▶ What the task asks: Continue the Mayweather v McGregor fight preview from where it stops.

▶ Text passage:
At the top of the MGM Grand on the Las Vegas strip is a huge advert for the magician David Copperfield, the hotel’s star attraction.
But the tagline – Alter Your Reality – could easily be used to promote the fight between Conor McGregor and Floyd Mayweather, which will dominate the sporting landscape this weekend.
Thus far it has engendered a mix of intrigue and revulsion from observers. Whether you like it or not, this is a sporting event that cannot be ignored.
Las Vegas is a city that constantly beguiles visitors into altering their perceptions – and, at times, their common sense – in a haze of hedonistic pleasures. Mayweather v McGregor, with its unabashed glorification of money, image and bravado, fits perfectly within the daily excesses of the world’s gambling capital.
Saturday’s fight will pit a man widely considered one of the greatest exponents of his sport against a mixed martial artist who has never boxed professionally.
The outcome should be simple to determine, no matter McGregor’s mantra and hubristic claim he is ready to “shock the world”.
But remember this is Vegas. And many believe McGregor’s sleight of hand against an ageing Mayweather could provide a major upset. It will be no illusion if he does win, ranking as one of the greatest shocks in sporting history.
The debate as to who will triumph will sway back and forth in the coming days – pumped up, no doubt, by yet more hateful invective from the two chief protagonists.
The true verdict can only be delivered in the ring, in what is likely to be the richest fight in boxing history.
Tickets for the venue have not yet sold out – but with an expected five million pay-per-view purchases, the cash will cascade in from those sitting watching at home and at venues around the world.
The smell of money permeates the Las Vegas strip at the best of times. This week, the stench is inescapable.
Both fighters and their camps have been candid in admitting the contest is all about the cash. However, the language they have used to boost their mega pay day has been disgraceful.
A five-city publicity tour in July became a nauseating race to the bottom as each man tried to find fresh insults to hurl at one another.
Homophobic put-downs, and racially motivated slurs and stereotypes have soured the build-up to this contest. It was difficult not to wince when McGregor turned to his opponent on the final leg of the tour at Wembley and told him to “dance for me, boy”.
However, both men are equally culpable given their behaviour.
Dana White, the UFC president who is representing McGregor, believes it is all justified.
“It’s funny when people say they’ve taken this thing too far,” he said.
“This is a fight, not a croquet game. This part of the deal; the reality is what’s going on here is just as much part of the fight as the fight itself, the mental warfare game.”
It is at this point the true reality of this contest has not been altered but frankly obliterated.
Context is everything and this fight is not taking place in a vacuum. The US is scarred and still reeling from recent events in Charlottesville, Virginia, where white supremacists marched with burning torches and gave Nazi salutes.
It is a country still deeply fractured along racial lines.

▶ Given data:
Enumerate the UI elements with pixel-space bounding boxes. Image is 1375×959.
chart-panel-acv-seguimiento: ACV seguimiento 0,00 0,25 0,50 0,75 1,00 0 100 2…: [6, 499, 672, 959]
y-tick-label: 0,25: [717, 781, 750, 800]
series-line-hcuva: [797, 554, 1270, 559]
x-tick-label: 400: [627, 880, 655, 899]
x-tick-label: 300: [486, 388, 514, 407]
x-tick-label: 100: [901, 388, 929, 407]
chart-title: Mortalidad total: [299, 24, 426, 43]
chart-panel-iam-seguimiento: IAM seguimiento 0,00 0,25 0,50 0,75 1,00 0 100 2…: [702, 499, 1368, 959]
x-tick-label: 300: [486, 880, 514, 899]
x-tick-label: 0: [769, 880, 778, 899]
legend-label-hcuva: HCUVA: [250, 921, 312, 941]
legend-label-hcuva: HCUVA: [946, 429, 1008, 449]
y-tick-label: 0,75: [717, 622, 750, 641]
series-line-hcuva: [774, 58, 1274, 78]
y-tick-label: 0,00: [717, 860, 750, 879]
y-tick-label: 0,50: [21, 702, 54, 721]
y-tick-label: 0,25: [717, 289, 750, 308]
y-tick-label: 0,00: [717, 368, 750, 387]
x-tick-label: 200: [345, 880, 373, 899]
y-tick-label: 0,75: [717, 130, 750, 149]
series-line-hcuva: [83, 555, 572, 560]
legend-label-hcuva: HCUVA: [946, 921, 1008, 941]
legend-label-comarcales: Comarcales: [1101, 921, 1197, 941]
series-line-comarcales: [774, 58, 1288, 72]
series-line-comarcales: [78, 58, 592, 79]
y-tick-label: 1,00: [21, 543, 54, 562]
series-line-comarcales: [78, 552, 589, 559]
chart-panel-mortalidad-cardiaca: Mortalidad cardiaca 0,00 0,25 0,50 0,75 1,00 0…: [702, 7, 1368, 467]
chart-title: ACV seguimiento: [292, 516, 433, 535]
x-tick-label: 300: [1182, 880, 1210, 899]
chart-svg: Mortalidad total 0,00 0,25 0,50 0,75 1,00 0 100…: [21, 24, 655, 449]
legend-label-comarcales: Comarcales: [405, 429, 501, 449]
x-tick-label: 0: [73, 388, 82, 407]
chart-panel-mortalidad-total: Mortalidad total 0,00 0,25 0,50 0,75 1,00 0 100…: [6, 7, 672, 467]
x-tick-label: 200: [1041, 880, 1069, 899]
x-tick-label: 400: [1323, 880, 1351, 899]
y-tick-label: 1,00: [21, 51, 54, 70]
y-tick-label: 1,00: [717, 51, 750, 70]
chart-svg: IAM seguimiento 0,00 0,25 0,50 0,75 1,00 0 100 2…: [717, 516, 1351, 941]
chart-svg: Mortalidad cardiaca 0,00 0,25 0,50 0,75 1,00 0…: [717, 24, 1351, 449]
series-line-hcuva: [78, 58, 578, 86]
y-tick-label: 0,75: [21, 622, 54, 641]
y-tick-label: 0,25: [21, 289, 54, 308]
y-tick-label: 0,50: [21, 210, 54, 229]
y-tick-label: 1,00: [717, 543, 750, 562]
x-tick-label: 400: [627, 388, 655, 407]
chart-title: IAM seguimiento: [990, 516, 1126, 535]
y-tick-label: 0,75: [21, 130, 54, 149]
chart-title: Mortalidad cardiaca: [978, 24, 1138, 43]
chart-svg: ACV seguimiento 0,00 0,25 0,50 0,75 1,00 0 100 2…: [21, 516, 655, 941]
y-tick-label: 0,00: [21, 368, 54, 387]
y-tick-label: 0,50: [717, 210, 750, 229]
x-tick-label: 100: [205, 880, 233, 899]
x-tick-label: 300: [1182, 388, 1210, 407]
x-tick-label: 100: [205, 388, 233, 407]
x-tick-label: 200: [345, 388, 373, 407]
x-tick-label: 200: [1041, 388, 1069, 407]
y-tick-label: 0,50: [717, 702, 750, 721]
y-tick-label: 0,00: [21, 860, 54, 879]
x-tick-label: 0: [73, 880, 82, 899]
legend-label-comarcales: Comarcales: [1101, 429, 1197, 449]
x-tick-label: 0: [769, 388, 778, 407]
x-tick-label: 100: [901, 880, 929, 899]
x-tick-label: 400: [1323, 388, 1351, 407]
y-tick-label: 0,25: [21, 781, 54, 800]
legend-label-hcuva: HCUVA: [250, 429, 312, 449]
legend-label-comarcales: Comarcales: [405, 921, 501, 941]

▶ Reply to the exercise:
It is a country where prejudice – and the fight against it in all its forms – is a near constant part of the national conversation.
In their own small way, both Mayweather and McGregor, with every hateful word uttered, are expanding the pool of division that already exists in this country.
Surely sport should be the place where differences can be set aside? This contest provides an opportunity for examples to be set but it has, so far, been wasted.
Trash talk and one-upmanship is one thing. It has always been a part of prize fighting.
Language that divides and excludes – that seemingly legitimises homophobic, sexist and racist behaviour – is something else entirely.
They certainly aren’t the first boxers to trade in such terms.
Though both men later apologised, Manny Pacquaio shamefully called people in same-sex marriages “worse than animals”, while Tyson Fury expressed a Neanderthal view that a woman’s best place is “on her back or in the kitchen”.
The truth is boxing offers girls and boys a chance to build self-esteem, to train and dedicate themselves to a higher goal. It provides hope, and often an escape, for many.
You just have to listen to Mike Costello and Steve Bunce’s recent podcast from the burnt-out Grenfell Tower to see what boxing can do for a community. The building housed a gym with volunteer coaches, all unpaid, giving their time and knowledge to help transform lives. The hope is it can rise again.
But some of the most powerful men at the top of the sport have failed time and again to see the gift they possess to inspire and encourage everyone, of all backgrounds, to get involved.
Mayweather and McGregor, cosseted in their elite world of Lamborghinis, Louis Vuitton luggage and flashy Las Vegas nightspots, appear to have forgotten this too.
Their humble beginnings at gyms in Michigan and Dublin respectively should serve as a reminder of the chances they were provided with.
Their respective combat sports have given them untold riches. This week their bank accounts will swell further.
With no boxing federation overseeing the bout and the Nevada State Athletic Commission – which sanctioned the fight – refusing to get involved, both Mayweather and McGregor can act however they wish.
Even the UFC, in which McGregor made his name, has allowed the Irishman’s actions to go unchecked of late. His volatile behaviour before recent events has seen him throw bottles and even try to hurl a chair at an opponent.
There is arguably a responsibility for the two most recognisable figures in combat sports to be more guarded with their words and to realise they are custodians; to extol the virtues of the sport that has given them everything.
Their most dangerous weapons, it seems, are not their fists but their tongues.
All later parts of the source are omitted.